-- Task goal --
Check each line of the records below and collect those holding "header".

++++ Exercise materials

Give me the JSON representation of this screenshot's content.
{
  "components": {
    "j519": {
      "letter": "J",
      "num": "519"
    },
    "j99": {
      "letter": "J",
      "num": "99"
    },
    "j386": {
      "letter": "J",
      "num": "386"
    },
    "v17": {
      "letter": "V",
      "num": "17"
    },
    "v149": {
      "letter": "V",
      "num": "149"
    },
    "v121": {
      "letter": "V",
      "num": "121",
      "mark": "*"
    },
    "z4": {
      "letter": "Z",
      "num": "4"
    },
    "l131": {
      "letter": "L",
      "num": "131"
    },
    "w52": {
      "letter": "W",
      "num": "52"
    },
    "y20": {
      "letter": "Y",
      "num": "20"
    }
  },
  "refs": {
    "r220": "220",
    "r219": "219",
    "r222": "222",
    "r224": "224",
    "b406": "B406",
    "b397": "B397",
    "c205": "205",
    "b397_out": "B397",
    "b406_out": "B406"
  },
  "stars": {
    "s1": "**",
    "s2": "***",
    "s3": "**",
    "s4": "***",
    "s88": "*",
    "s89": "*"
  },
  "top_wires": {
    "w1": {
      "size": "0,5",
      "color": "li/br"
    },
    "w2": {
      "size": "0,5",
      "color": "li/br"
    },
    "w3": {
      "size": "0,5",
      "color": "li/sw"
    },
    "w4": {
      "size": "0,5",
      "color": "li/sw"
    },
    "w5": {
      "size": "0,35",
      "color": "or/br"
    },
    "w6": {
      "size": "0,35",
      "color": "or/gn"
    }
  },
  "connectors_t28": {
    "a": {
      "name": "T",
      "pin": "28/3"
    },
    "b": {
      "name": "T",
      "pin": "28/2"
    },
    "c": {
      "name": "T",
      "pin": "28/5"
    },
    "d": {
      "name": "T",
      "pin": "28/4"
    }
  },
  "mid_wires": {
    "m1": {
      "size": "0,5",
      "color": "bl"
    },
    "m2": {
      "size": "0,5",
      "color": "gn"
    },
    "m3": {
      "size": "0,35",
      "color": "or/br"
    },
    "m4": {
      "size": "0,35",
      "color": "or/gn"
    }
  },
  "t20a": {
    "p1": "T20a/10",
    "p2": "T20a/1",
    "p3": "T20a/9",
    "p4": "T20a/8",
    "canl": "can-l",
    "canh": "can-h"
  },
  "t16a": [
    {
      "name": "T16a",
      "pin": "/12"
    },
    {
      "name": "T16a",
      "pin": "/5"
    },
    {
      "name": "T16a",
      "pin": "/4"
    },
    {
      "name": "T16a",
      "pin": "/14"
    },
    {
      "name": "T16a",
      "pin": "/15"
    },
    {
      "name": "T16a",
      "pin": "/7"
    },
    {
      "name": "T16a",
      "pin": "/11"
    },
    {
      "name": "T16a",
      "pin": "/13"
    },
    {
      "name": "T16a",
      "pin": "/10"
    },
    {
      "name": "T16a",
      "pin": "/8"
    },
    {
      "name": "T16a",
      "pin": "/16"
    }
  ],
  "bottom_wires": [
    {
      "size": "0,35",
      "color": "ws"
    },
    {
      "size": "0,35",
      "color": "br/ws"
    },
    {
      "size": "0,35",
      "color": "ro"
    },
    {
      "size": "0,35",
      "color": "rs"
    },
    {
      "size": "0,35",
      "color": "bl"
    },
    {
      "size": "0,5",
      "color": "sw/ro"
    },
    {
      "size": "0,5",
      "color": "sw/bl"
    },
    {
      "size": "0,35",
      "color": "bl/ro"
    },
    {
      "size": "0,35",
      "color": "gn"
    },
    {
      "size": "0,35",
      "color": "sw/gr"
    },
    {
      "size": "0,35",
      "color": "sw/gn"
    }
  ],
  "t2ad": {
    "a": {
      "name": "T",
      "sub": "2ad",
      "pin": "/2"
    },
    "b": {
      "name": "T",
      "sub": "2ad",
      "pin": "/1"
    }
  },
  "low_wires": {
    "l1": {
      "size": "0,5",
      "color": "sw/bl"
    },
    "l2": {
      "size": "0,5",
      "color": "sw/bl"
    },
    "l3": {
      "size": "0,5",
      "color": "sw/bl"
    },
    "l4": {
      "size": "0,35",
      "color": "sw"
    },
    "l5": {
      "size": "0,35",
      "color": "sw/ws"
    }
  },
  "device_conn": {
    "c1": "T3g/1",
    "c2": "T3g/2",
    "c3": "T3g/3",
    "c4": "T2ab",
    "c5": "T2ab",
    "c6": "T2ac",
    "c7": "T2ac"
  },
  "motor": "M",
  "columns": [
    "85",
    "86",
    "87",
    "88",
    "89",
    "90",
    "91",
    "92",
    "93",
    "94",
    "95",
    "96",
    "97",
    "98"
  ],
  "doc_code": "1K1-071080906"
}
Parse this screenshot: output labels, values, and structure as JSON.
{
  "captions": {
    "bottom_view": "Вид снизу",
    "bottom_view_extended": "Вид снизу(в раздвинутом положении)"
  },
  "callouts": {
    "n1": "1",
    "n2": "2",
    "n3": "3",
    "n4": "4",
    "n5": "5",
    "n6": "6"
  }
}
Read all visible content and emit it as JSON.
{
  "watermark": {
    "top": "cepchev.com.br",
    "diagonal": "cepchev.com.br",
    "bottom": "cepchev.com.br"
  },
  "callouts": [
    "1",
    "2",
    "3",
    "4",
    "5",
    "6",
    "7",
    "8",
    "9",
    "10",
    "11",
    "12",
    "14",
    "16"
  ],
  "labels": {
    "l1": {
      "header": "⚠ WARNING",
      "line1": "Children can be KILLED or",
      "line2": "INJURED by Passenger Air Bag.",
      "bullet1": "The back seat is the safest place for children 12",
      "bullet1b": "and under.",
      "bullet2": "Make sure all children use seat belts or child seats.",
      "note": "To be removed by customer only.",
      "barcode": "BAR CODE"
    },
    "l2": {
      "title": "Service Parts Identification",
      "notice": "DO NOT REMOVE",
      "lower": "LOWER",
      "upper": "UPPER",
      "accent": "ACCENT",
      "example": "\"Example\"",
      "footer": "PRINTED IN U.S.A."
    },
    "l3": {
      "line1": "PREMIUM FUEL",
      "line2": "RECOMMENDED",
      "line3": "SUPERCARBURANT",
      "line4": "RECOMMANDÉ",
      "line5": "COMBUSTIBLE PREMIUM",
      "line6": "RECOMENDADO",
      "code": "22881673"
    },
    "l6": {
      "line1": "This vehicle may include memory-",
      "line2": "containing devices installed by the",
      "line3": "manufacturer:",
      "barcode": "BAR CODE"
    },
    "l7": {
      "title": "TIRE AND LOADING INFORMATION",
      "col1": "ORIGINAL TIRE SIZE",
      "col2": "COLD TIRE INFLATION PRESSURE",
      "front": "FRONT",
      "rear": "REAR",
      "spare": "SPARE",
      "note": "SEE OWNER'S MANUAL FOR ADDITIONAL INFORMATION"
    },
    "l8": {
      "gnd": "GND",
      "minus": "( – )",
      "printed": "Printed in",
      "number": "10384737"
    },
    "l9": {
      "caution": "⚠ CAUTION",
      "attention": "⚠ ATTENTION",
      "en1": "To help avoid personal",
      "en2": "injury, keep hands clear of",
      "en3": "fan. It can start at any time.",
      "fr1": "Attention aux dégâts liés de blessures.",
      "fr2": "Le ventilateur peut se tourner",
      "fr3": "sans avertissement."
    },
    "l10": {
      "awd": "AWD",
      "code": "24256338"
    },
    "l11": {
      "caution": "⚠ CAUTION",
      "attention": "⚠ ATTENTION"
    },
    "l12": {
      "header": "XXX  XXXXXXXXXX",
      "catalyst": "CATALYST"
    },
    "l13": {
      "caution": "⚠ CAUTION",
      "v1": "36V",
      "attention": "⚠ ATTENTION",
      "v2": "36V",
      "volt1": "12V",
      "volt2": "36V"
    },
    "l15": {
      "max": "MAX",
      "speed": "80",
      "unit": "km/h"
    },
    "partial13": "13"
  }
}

++++++++

-- Result --
      "header": "⚠ WARNING",
      "header": "XXX  XXXXXXXXXX",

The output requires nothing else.